───── Listed entries
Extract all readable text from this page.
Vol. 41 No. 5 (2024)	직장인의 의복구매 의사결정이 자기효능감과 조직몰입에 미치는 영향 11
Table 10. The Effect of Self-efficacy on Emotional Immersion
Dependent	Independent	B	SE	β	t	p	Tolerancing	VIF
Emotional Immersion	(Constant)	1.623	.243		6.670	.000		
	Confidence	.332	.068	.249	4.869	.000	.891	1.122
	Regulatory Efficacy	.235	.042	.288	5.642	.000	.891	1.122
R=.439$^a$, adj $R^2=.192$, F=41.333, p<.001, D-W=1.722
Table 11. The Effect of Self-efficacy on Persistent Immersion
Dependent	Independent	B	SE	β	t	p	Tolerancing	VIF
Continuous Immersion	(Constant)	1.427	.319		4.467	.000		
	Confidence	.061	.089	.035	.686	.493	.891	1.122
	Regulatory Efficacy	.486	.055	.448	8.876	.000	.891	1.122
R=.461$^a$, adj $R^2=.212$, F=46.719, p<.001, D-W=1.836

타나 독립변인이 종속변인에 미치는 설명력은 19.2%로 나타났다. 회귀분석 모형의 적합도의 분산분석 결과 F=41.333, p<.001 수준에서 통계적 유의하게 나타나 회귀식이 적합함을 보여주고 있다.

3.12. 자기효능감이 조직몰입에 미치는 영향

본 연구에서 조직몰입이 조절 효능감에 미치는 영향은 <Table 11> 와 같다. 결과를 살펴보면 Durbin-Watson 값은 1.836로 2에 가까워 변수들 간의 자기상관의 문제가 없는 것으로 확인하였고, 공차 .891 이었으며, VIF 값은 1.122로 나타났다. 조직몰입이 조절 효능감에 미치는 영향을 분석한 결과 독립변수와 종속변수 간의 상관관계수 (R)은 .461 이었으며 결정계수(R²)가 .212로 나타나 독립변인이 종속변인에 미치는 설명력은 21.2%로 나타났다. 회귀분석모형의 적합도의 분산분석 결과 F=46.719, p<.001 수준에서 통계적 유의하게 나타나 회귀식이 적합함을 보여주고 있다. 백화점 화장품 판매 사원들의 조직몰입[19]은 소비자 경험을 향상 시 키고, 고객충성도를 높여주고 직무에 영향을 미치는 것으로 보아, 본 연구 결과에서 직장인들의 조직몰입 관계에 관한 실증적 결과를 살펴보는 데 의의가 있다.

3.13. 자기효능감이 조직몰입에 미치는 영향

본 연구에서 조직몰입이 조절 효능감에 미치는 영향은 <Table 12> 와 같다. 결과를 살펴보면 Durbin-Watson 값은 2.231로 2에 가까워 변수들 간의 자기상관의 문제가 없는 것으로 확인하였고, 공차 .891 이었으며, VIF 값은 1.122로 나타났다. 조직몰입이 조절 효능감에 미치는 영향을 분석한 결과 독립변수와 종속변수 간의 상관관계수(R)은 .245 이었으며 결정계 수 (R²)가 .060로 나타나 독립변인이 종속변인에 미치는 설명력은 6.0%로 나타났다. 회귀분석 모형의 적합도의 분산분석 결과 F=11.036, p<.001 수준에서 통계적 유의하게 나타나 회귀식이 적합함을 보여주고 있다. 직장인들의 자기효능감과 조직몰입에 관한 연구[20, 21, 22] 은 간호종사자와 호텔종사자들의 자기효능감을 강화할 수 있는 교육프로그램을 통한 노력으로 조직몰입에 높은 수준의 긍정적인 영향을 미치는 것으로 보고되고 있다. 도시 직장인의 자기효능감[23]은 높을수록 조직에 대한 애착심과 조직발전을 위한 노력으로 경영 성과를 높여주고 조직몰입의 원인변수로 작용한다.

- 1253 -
──────────
Job: List each line in the listing that contains the string "Effect".

The reply:
Table 10. The Effect of Self-efficacy on Emotional Immersion
Table 11. The Effect of Self-efficacy on Persistent Immersion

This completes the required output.